> [What is asked] State only how many lines contain the string "arcmin".

Stored records:
----

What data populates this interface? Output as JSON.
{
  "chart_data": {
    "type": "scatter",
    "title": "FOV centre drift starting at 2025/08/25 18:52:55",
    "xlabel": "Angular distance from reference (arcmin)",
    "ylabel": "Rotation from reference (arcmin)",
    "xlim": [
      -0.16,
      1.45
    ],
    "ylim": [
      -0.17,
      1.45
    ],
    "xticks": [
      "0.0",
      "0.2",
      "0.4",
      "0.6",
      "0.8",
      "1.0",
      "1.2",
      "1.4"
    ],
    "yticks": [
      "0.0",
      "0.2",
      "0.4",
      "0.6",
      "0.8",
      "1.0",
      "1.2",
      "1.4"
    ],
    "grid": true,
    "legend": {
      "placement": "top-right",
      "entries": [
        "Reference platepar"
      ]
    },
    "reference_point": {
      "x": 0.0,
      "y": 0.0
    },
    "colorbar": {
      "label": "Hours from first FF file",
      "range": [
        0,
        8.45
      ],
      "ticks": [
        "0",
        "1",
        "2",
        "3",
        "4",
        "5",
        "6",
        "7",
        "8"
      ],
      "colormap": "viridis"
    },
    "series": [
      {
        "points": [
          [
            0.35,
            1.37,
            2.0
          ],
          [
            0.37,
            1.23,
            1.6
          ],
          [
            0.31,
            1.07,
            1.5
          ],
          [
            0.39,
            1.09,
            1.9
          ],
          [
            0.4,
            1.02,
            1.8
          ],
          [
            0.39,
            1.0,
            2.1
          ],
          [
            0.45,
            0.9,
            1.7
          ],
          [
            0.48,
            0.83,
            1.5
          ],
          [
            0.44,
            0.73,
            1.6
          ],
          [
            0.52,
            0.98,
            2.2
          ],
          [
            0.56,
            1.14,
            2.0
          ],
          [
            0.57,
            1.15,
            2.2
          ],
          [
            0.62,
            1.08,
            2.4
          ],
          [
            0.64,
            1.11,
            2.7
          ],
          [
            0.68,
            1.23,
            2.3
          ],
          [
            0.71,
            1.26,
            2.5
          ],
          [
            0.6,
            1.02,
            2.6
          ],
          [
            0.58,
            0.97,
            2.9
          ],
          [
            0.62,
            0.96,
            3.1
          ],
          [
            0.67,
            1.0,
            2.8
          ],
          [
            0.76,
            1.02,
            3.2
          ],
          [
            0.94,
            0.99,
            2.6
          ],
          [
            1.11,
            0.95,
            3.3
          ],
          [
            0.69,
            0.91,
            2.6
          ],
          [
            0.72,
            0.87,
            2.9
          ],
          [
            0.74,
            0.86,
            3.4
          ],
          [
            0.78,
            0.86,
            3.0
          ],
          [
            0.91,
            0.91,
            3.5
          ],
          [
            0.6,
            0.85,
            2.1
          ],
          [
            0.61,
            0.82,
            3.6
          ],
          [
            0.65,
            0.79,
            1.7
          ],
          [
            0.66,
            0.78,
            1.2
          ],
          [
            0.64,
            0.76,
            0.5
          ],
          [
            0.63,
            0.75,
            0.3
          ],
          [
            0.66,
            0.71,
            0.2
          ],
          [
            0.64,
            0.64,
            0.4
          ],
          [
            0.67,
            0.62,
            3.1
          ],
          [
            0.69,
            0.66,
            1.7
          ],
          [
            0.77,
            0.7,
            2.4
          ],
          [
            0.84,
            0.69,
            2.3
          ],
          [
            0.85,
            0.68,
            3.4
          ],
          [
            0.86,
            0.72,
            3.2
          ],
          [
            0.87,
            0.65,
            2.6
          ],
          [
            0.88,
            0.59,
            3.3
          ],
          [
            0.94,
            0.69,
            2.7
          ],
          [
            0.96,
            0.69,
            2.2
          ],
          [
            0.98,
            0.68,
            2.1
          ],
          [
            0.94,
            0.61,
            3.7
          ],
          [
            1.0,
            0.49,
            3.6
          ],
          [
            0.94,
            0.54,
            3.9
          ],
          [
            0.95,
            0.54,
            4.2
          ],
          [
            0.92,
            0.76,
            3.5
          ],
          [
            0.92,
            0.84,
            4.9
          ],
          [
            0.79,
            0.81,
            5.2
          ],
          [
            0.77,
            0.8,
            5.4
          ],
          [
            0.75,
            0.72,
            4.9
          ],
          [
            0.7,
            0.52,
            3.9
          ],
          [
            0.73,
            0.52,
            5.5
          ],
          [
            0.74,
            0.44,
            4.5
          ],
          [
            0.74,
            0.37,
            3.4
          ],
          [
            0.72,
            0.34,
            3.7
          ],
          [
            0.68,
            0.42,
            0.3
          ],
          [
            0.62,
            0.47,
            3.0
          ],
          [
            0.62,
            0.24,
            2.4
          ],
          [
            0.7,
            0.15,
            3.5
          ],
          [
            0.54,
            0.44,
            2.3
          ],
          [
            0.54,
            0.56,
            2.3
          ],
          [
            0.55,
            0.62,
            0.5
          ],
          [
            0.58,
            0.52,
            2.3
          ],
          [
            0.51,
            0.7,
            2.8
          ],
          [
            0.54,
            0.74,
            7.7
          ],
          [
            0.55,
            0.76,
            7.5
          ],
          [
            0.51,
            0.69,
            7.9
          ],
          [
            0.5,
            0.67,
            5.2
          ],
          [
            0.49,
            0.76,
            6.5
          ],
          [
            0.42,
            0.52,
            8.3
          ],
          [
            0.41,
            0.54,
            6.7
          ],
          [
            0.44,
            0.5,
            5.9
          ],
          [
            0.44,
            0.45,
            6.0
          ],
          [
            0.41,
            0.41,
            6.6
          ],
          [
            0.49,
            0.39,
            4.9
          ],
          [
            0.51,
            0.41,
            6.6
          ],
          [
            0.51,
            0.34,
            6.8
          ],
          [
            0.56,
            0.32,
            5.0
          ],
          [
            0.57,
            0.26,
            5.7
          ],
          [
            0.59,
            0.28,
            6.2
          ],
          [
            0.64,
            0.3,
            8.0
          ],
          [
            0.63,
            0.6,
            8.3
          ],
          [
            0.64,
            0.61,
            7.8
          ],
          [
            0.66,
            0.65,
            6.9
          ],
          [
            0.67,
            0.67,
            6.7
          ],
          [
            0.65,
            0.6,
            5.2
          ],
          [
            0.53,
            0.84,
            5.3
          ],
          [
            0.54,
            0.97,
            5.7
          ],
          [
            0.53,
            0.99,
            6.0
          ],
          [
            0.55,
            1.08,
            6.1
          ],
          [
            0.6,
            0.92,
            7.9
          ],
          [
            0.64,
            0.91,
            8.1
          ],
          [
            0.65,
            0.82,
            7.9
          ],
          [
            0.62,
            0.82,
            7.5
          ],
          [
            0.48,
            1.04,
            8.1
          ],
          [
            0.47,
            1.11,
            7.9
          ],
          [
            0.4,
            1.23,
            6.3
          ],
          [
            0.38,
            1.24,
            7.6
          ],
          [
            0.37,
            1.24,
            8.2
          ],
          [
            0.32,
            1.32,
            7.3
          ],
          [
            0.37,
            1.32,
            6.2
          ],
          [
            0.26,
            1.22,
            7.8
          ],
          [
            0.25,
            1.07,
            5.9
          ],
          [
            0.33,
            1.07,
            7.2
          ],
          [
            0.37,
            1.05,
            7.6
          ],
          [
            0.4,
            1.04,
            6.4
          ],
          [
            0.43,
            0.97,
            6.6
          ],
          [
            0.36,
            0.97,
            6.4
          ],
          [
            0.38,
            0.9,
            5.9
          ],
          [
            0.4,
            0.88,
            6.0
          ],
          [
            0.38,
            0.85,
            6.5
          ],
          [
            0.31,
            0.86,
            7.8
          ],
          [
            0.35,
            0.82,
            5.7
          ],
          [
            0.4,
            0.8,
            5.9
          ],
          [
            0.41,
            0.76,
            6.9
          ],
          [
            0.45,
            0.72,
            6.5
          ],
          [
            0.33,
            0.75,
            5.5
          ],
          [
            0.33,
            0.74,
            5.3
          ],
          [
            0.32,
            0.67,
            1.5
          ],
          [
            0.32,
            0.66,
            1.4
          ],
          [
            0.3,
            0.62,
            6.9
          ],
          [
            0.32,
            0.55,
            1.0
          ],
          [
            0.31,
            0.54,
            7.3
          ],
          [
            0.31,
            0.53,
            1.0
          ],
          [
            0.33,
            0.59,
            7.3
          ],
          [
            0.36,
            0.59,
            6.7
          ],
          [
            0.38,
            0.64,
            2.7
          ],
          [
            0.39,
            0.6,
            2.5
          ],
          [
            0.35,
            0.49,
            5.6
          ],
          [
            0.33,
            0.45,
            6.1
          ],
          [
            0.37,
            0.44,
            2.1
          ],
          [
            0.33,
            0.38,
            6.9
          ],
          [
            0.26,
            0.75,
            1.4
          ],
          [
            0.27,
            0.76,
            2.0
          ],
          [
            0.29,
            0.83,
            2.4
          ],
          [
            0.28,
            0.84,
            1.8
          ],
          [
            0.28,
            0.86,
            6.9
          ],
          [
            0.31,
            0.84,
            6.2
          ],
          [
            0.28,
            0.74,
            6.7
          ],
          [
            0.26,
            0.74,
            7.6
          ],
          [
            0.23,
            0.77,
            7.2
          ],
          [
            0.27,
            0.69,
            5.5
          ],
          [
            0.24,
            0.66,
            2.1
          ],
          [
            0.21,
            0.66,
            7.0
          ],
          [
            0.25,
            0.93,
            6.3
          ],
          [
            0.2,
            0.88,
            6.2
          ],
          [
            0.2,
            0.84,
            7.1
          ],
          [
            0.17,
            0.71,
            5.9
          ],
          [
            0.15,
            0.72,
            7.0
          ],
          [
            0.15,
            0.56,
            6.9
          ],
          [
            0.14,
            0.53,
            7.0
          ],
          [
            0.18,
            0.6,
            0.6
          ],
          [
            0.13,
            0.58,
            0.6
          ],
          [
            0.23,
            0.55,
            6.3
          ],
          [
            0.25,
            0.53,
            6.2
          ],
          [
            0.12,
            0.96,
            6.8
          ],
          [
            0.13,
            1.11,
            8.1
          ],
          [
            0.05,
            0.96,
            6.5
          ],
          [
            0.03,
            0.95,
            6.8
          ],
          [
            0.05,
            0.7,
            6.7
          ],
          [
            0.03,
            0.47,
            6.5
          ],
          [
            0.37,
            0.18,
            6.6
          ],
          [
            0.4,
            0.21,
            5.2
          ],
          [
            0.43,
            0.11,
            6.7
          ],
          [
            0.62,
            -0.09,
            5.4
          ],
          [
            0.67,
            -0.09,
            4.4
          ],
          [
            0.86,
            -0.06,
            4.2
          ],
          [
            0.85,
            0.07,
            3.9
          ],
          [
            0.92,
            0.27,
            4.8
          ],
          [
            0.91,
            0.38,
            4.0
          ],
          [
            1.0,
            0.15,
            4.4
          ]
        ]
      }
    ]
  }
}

----

> [Exercise result] 2